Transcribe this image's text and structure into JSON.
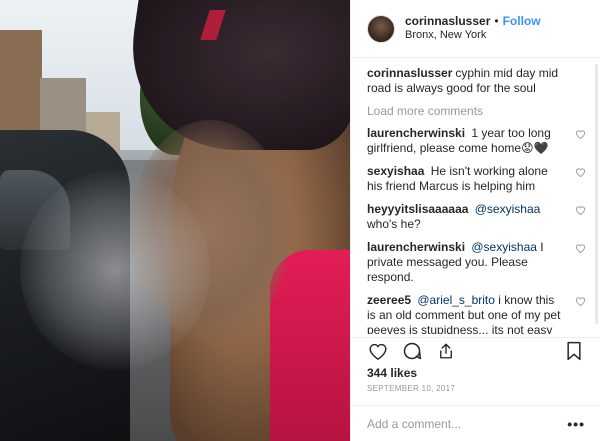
{
  "header": {
    "username": "corinnaslusser",
    "separator": "•",
    "follow_label": "Follow",
    "location": "Bronx, New York"
  },
  "caption": {
    "username": "corinnaslusser",
    "text": "cyphin mid day mid road is always good for the soul"
  },
  "load_more_label": "Load more comments",
  "comments": [
    {
      "username": "laurencherwinski",
      "mention": "",
      "text": "1 year too long girlfriend, please come home😟🖤"
    },
    {
      "username": "sexyishaa",
      "mention": "",
      "text": "He isn't working alone his friend Marcus is helping him"
    },
    {
      "username": "heyyyitslisaaaaaa",
      "mention": "@sexyishaa",
      "text": "who's he?"
    },
    {
      "username": "laurencherwinski",
      "mention": "@sexyishaa",
      "text": "I private messaged you. Please respond."
    },
    {
      "username": "zeeree5",
      "mention": "@ariel_s_brito",
      "text": "i know this is an old comment but one of my pet peeves is stupidness... its not easy for some of them to just get away while they are alone with you lol life youre a savior hero?! And ypu just paid to have sex with them like theyre gonna trust you?!"
    }
  ],
  "icons": {
    "like": "heart-icon",
    "comment": "comment-icon",
    "share": "share-icon",
    "save": "bookmark-icon",
    "more": "more-options-icon"
  },
  "likes_label": "344 likes",
  "date": "SEPTEMBER 10, 2017",
  "add_comment": {
    "placeholder": "Add a comment...",
    "more_label": "•••"
  },
  "colors": {
    "link": "#3897f0",
    "mention": "#003569",
    "muted": "#999999",
    "text": "#262626"
  }
}
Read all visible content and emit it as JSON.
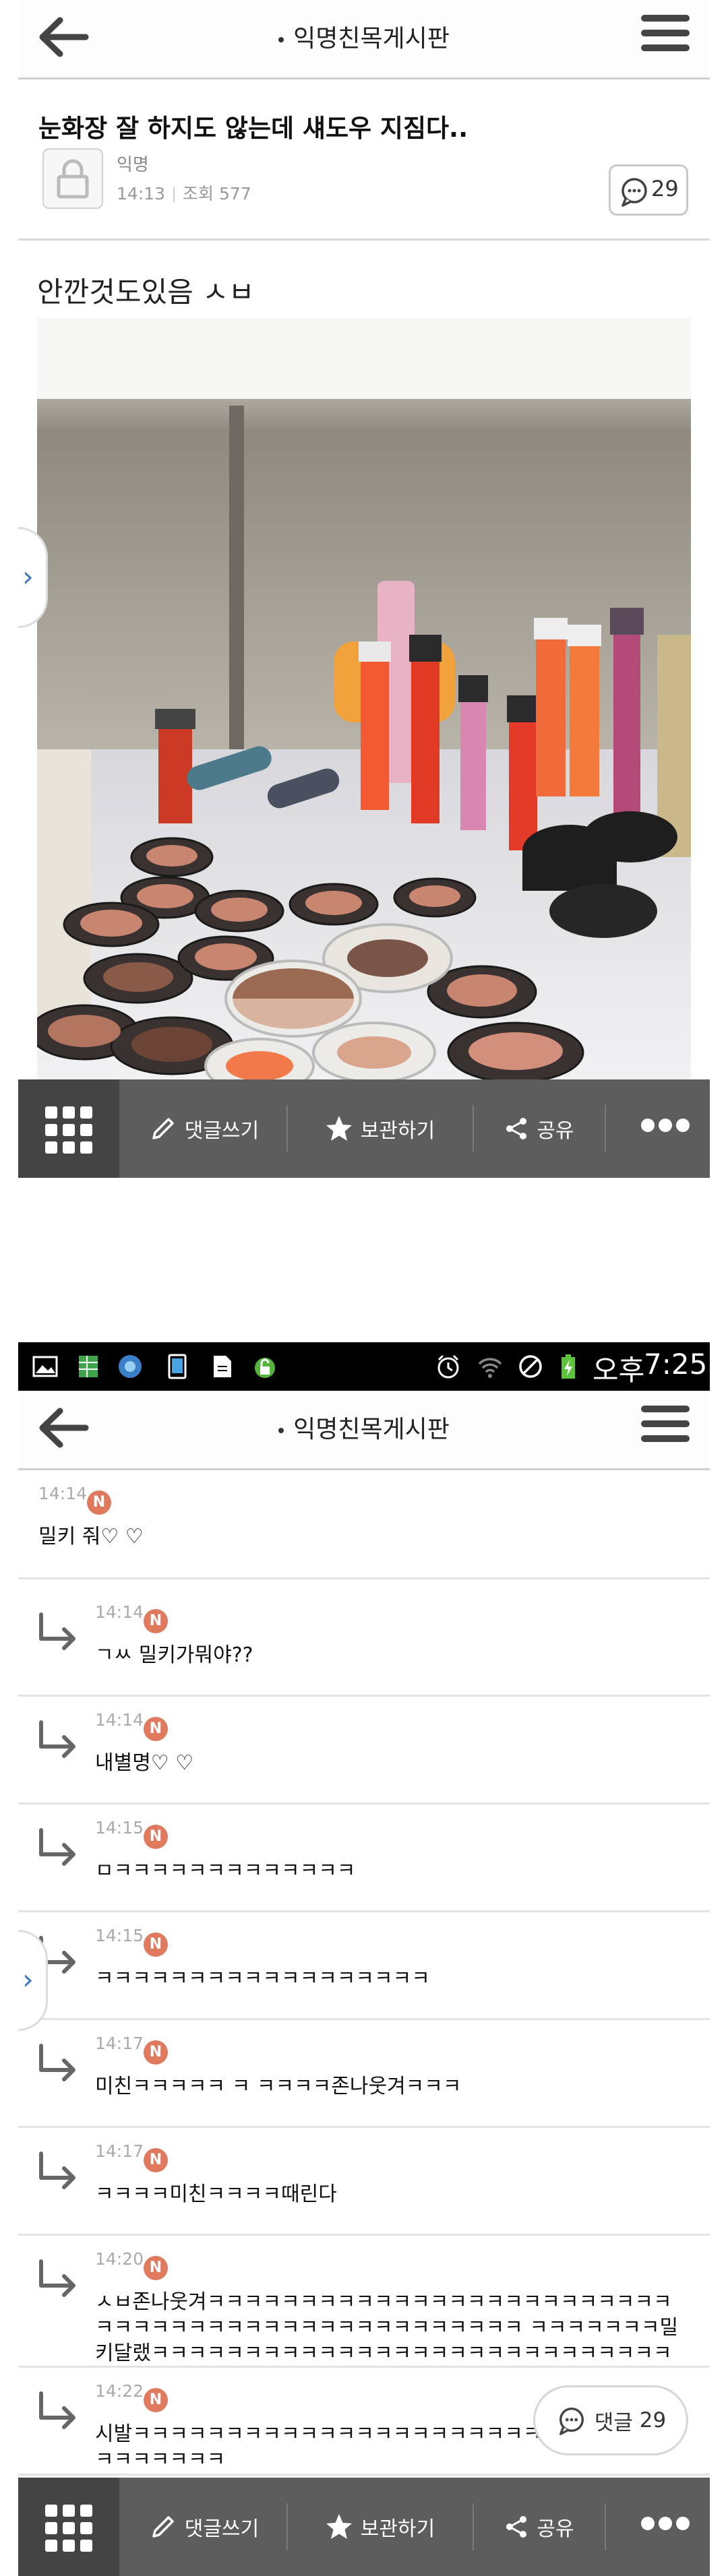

Goal of the exercise:
Write the listing out a second time exactly, dropping all images.

The response:
Transcribe this image's text and structure into JSON.
{
  "header": {
    "username": "corinnaslusser",
    "separator": "•",
    "follow_label": "Follow",
    "location": "Bronx, New York"
  },
  "caption": {
    "username": "corinnaslusser",
    "text": "cyphin mid day mid road is always good for the soul"
  },
  "load_more_label": "Load more comments",
  "comments": [
    {
      "username": "laurencherwinski",
      "mention": "",
      "text": "1 year too long girlfriend, please come home😟🖤"
    },
    {
      "username": "sexyishaa",
      "mention": "",
      "text": "He isn't working alone his friend Marcus is helping him"
    },
    {
      "username": "heyyyitslisaaaaaa",
      "mention": "@sexyishaa",
      "text": "who's he?"
    },
    {
      "username": "laurencherwinski",
      "mention": "@sexyishaa",
      "text": "I private messaged you. Please respond."
    },
    {
      "username": "zeeree5",
      "mention": "@ariel_s_brito",
      "text": "i know this is an old comment but one of my pet peeves is stupidness... its not easy for some of them to just get away while they are alone with you lol life youre a savior hero?! And ypu just paid to have sex with them like theyre gonna trust you?!"
    }
  ],
  "icons": {
    "like": "heart-icon",
    "comment": "comment-icon",
    "share": "share-icon",
    "save": "bookmark-icon",
    "more": "more-options-icon"
  },
  "likes_label": "344 likes",
  "date": "SEPTEMBER 10, 2017",
  "add_comment": {
    "placeholder": "Add a comment...",
    "more_label": "•••"
  },
  "colors": {
    "link": "#3897f0",
    "mention": "#003569",
    "muted": "#999999",
    "text": "#262626"
  }
}
Read all visible content and emit it as JSON.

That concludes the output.